_Aim of the exercise_
Identify the lines holding "JSON" and copy them.

_Source records_
((

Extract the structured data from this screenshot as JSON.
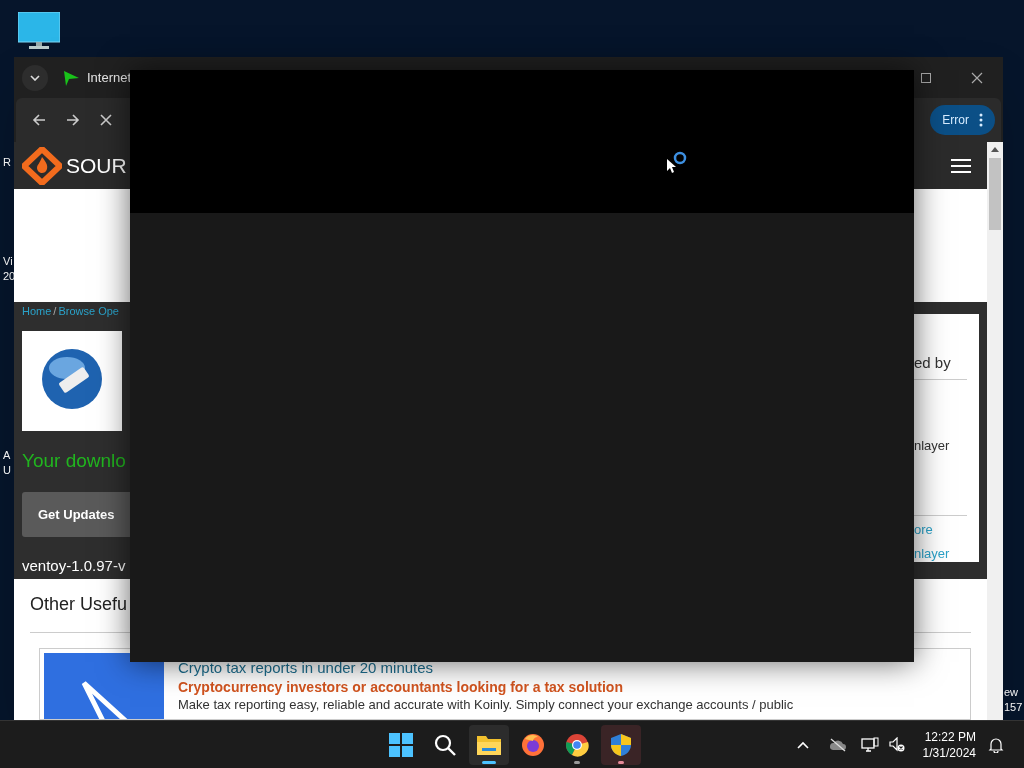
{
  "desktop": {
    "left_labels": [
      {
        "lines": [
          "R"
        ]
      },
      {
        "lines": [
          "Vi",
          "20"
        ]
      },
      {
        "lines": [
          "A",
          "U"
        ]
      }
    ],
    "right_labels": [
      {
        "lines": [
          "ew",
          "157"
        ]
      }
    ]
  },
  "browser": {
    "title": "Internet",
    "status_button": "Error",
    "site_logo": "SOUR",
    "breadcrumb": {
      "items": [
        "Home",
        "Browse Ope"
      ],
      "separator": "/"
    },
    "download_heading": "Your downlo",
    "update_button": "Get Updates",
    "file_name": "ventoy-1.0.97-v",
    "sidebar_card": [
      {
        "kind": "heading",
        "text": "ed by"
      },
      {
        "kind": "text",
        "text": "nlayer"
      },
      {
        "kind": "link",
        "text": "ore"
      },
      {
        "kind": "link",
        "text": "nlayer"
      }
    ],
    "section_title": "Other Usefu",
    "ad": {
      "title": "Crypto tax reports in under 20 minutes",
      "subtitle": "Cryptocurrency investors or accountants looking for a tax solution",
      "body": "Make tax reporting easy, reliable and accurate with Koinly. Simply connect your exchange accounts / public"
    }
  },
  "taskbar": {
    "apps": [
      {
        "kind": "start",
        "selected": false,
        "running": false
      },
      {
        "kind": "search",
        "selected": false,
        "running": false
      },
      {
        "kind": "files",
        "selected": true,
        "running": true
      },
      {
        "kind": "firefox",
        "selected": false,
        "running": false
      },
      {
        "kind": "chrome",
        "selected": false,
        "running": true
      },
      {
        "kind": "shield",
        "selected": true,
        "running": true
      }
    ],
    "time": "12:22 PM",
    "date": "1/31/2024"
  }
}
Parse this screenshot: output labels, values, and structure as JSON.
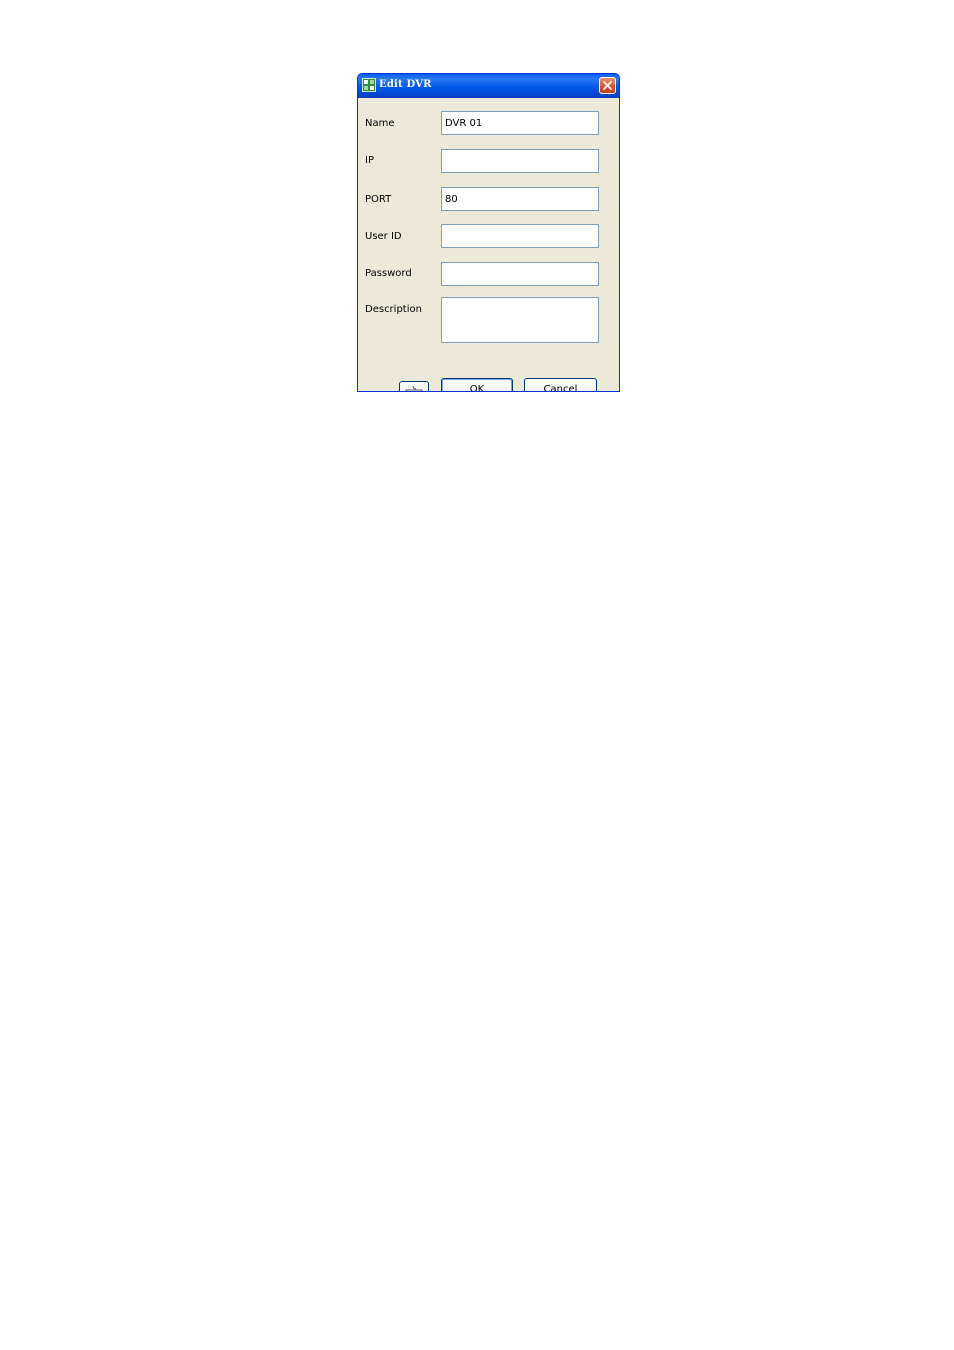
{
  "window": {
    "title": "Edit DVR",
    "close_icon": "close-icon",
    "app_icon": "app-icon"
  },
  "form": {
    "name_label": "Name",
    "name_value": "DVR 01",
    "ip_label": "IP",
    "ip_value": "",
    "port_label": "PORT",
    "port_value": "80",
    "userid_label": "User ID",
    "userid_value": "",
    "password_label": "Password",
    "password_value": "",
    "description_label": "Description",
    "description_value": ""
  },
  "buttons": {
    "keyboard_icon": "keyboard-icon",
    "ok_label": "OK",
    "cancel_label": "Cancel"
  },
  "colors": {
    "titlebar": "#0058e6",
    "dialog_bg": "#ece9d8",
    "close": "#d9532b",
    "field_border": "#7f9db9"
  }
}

))

_Task solution_
Extract the structured data from this screenshot as JSON.
Parse this screenshot: output labels, values, and structure as JSON.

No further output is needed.